_What is asked_
Copy out every record below with complete accuracy.

_Excerpts from a figure dataset_

= = =

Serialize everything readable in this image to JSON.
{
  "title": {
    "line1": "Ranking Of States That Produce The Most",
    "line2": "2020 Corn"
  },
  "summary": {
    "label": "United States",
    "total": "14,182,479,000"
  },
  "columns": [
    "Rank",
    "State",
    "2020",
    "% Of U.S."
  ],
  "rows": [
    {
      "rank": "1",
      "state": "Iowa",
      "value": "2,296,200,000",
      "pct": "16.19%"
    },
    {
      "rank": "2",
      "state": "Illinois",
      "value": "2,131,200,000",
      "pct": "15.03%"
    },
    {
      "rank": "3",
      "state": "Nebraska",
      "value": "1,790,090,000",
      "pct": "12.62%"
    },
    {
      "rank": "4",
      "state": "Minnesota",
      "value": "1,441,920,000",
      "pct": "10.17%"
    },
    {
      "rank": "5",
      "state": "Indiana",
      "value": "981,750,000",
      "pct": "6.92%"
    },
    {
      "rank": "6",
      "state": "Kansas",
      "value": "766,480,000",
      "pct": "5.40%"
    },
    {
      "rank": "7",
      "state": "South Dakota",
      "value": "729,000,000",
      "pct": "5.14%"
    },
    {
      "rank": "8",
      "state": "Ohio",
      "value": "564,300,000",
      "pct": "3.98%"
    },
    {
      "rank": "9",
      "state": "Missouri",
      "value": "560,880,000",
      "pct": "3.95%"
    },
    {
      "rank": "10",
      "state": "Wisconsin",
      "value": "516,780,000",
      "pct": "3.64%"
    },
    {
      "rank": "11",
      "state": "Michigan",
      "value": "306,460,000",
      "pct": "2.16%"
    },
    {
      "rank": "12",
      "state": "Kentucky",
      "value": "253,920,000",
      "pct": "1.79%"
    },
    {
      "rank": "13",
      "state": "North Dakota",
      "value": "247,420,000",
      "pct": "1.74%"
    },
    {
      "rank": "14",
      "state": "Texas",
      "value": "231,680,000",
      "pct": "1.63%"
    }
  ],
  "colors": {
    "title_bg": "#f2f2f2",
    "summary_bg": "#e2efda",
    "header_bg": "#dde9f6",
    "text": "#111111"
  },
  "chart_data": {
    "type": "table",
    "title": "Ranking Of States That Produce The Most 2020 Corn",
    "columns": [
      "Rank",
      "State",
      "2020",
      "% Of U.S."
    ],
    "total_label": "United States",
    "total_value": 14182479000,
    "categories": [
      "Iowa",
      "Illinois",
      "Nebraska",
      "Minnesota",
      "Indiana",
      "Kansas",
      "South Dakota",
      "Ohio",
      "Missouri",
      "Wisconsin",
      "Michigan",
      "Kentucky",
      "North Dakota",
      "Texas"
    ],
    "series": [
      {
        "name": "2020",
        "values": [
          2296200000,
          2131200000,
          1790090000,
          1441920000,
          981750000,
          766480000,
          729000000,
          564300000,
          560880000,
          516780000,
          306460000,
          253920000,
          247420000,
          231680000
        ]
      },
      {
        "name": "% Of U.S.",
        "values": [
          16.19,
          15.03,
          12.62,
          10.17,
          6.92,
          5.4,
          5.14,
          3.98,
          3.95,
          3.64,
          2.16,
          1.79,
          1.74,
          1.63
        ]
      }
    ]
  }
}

= = =

_Task result_
Serialize everything readable in this image to JSON.
{
  "title": {
    "line1": "Ranking Of States That Produce The Most",
    "line2": "2020 Corn"
  },
  "summary": {
    "label": "United States",
    "total": "14,182,479,000"
  },
  "columns": [
    "Rank",
    "State",
    "2020",
    "% Of U.S."
  ],
  "rows": [
    {
      "rank": "1",
      "state": "Iowa",
      "value": "2,296,200,000",
      "pct": "16.19%"
    },
    {
      "rank": "2",
      "state": "Illinois",
      "value": "2,131,200,000",
      "pct": "15.03%"
    },
    {
      "rank": "3",
      "state": "Nebraska",
      "value": "1,790,090,000",
      "pct": "12.62%"
    },
    {
      "rank": "4",
      "state": "Minnesota",
      "value": "1,441,920,000",
      "pct": "10.17%"
    },
    {
      "rank": "5",
      "state": "Indiana",
      "value": "981,750,000",
      "pct": "6.92%"
    },
    {
      "rank": "6",
      "state": "Kansas",
      "value": "766,480,000",
      "pct": "5.40%"
    },
    {
      "rank": "7",
      "state": "South Dakota",
      "value": "729,000,000",
      "pct": "5.14%"
    },
    {
      "rank": "8",
      "state": "Ohio",
      "value": "564,300,000",
      "pct": "3.98%"
    },
    {
      "rank": "9",
      "state": "Missouri",
      "value": "560,880,000",
      "pct": "3.95%"
    },
    {
      "rank": "10",
      "state": "Wisconsin",
      "value": "516,780,000",
      "pct": "3.64%"
    },
    {
      "rank": "11",
      "state": "Michigan",
      "value": "306,460,000",
      "pct": "2.16%"
    },
    {
      "rank": "12",
      "state": "Kentucky",
      "value": "253,920,000",
      "pct": "1.79%"
    },
    {
      "rank": "13",
      "state": "North Dakota",
      "value": "247,420,000",
      "pct": "1.74%"
    },
    {
      "rank": "14",
      "state": "Texas",
      "value": "231,680,000",
      "pct": "1.63%"
    }
  ],
  "colors": {
    "title_bg": "#f2f2f2",
    "summary_bg": "#e2efda",
    "header_bg": "#dde9f6",
    "text": "#111111"
  },
  "chart_data": {
    "type": "table",
    "title": "Ranking Of States That Produce The Most 2020 Corn",
    "columns": [
      "Rank",
      "State",
      "2020",
      "% Of U.S."
    ],
    "total_label": "United States",
    "total_value": 14182479000,
    "categories": [
      "Iowa",
      "Illinois",
      "Nebraska",
      "Minnesota",
      "Indiana",
      "Kansas",
      "South Dakota",
      "Ohio",
      "Missouri",
      "Wisconsin",
      "Michigan",
      "Kentucky",
      "North Dakota",
      "Texas"
    ],
    "series": [
      {
        "name": "2020",
        "values": [
          2296200000,
          2131200000,
          1790090000,
          1441920000,
          981750000,
          766480000,
          729000000,
          564300000,
          560880000,
          516780000,
          306460000,
          253920000,
          247420000,
          231680000
        ]
      },
      {
        "name": "% Of U.S.",
        "values": [
          16.19,
          15.03,
          12.62,
          10.17,
          6.92,
          5.4,
          5.14,
          3.98,
          3.95,
          3.64,
          2.16,
          1.79,
          1.74,
          1.63
        ]
      }
    ]
  }
}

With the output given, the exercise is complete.